## [REQUIRED WORK]
The answer is a single number: how many lines hold the string "казенных".

## [TASK INPUT]
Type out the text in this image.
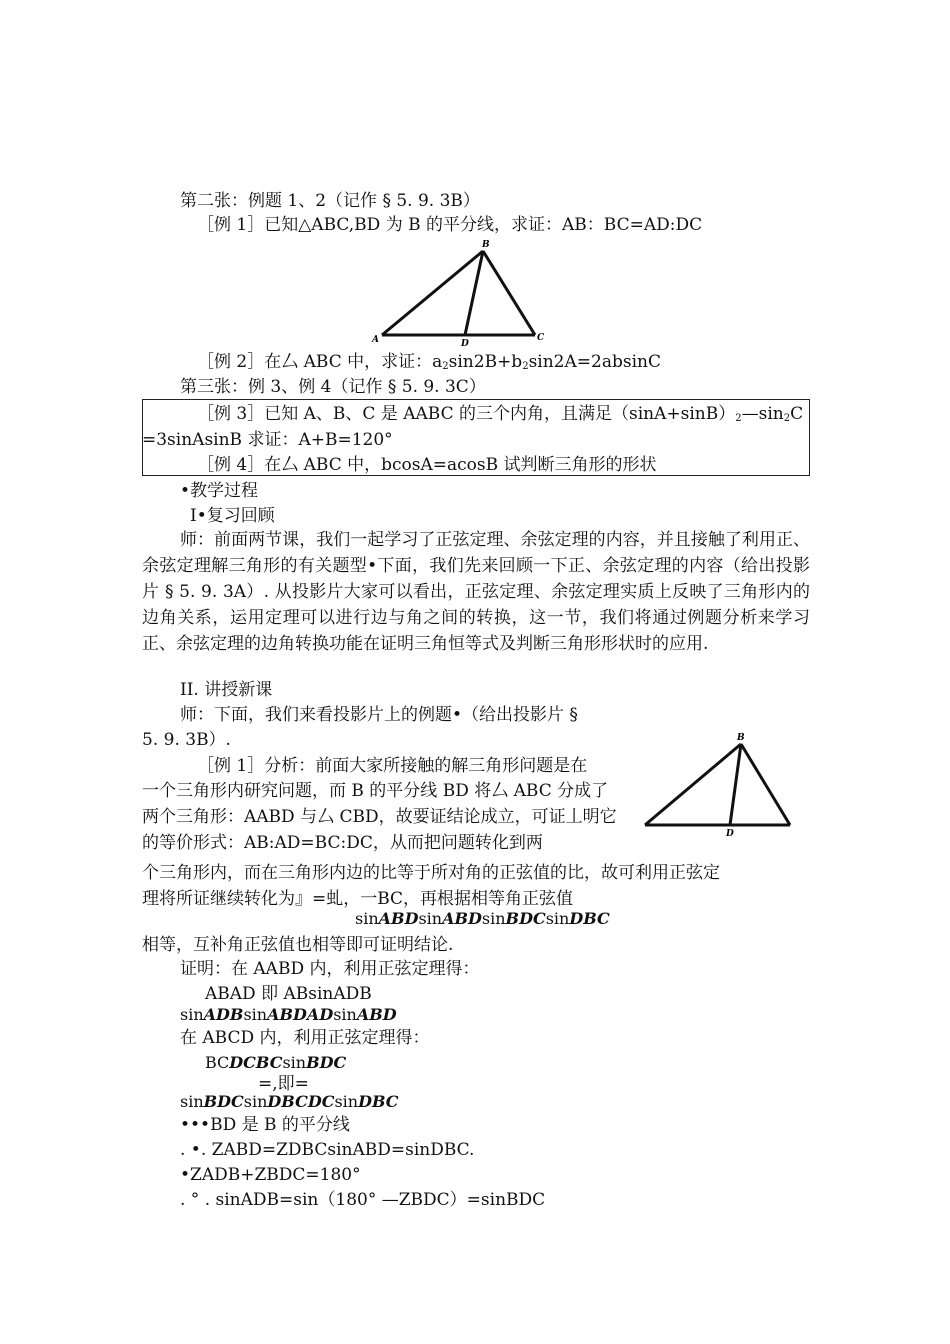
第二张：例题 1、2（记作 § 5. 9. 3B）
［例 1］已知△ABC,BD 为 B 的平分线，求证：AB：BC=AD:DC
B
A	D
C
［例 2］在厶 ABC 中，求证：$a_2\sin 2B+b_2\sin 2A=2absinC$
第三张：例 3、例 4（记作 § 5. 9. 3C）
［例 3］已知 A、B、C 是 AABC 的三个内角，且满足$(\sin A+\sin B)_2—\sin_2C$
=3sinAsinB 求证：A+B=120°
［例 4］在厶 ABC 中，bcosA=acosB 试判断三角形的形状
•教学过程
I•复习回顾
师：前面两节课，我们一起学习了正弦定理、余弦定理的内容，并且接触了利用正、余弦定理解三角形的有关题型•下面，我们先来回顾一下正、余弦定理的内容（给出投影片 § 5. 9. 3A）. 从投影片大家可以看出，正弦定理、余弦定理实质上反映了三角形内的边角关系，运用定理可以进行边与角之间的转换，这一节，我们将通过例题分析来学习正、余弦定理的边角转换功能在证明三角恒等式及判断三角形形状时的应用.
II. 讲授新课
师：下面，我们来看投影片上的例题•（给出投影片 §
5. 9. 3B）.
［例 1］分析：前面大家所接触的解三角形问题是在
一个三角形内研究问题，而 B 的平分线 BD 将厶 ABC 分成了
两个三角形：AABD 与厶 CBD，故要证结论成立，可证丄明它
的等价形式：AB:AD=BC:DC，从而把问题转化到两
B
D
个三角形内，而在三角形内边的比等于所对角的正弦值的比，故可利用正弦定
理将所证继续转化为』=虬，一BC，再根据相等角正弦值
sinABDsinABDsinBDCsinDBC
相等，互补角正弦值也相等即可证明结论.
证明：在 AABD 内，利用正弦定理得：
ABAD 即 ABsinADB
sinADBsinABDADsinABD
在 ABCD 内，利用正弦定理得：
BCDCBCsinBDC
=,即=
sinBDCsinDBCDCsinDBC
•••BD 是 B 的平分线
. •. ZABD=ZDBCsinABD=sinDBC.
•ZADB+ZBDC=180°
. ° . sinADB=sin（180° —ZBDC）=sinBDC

* * *

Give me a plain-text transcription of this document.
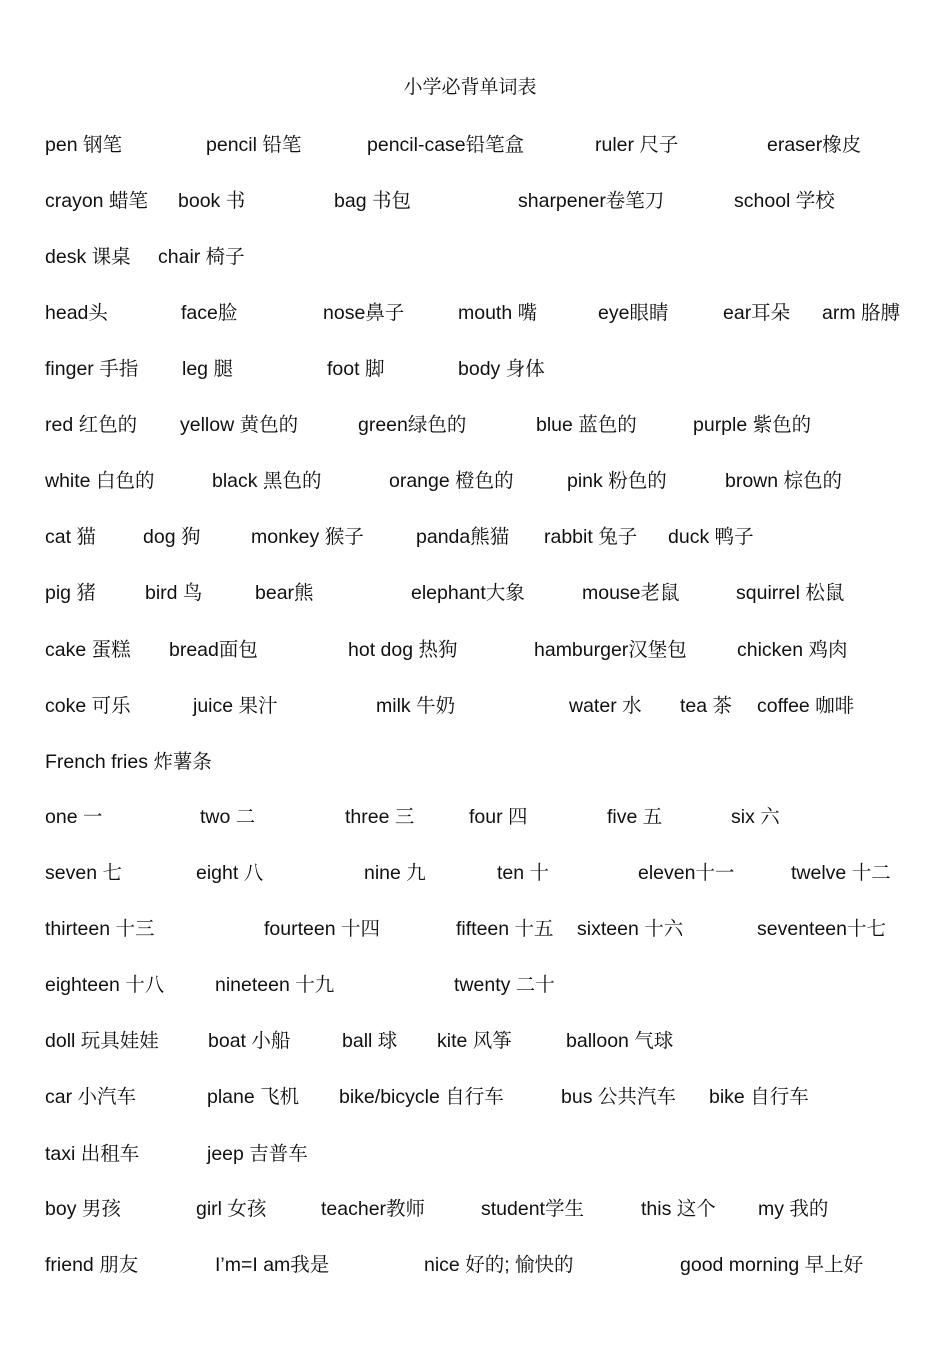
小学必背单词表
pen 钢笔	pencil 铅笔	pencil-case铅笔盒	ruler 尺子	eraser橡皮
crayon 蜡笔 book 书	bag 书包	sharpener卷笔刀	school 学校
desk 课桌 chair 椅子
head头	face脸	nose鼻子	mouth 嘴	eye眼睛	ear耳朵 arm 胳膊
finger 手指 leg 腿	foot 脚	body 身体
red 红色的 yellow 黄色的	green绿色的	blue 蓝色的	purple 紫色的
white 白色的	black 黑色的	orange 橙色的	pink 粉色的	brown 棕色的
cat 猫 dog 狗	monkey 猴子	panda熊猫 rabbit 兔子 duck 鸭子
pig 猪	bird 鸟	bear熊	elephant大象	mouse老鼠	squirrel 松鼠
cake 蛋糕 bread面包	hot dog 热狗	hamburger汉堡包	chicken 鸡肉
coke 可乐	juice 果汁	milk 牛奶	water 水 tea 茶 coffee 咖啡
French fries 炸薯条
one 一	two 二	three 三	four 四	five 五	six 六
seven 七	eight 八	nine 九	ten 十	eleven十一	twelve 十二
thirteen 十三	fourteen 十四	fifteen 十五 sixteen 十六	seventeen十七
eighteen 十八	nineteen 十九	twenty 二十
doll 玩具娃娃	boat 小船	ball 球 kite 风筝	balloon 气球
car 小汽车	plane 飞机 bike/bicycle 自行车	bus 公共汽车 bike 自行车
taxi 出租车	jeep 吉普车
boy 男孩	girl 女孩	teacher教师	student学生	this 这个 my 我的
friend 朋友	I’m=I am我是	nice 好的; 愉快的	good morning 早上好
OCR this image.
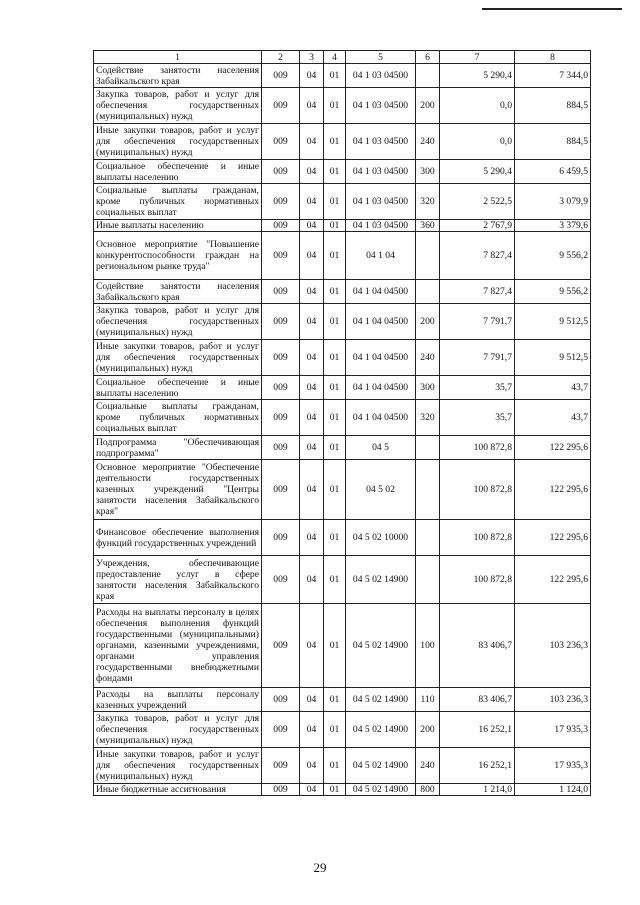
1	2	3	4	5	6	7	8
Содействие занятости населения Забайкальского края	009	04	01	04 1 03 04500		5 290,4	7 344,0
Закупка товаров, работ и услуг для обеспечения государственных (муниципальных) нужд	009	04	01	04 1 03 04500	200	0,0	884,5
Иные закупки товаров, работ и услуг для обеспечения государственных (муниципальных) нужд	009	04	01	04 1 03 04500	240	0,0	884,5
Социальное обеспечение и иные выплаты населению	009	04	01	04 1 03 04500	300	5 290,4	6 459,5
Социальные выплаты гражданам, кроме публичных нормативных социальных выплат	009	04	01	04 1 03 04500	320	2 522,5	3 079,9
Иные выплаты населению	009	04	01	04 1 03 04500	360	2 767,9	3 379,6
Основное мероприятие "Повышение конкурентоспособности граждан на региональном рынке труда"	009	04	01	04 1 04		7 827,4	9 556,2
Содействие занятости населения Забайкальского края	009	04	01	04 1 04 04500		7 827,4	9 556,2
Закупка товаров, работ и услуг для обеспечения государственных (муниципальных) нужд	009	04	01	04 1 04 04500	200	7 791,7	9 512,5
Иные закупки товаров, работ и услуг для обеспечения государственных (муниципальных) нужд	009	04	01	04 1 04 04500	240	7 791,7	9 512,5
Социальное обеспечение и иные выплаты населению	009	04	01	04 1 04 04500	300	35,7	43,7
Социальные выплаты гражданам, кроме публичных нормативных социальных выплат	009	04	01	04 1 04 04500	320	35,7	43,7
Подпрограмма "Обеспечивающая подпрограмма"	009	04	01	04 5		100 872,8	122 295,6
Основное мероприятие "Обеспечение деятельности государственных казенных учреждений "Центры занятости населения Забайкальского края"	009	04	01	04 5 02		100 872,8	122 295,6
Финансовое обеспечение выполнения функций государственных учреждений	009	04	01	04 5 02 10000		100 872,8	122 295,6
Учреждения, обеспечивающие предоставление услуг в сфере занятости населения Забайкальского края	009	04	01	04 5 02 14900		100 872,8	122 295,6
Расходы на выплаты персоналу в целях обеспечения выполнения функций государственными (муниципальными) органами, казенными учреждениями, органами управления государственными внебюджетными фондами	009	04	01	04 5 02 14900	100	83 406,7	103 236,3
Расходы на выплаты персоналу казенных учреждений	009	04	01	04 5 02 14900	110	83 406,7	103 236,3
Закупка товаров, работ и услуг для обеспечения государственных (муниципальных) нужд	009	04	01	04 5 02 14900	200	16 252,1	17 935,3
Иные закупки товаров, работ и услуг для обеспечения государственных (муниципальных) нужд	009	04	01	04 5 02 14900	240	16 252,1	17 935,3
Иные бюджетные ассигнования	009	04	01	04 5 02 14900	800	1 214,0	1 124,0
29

## [THE RESPONSE]
2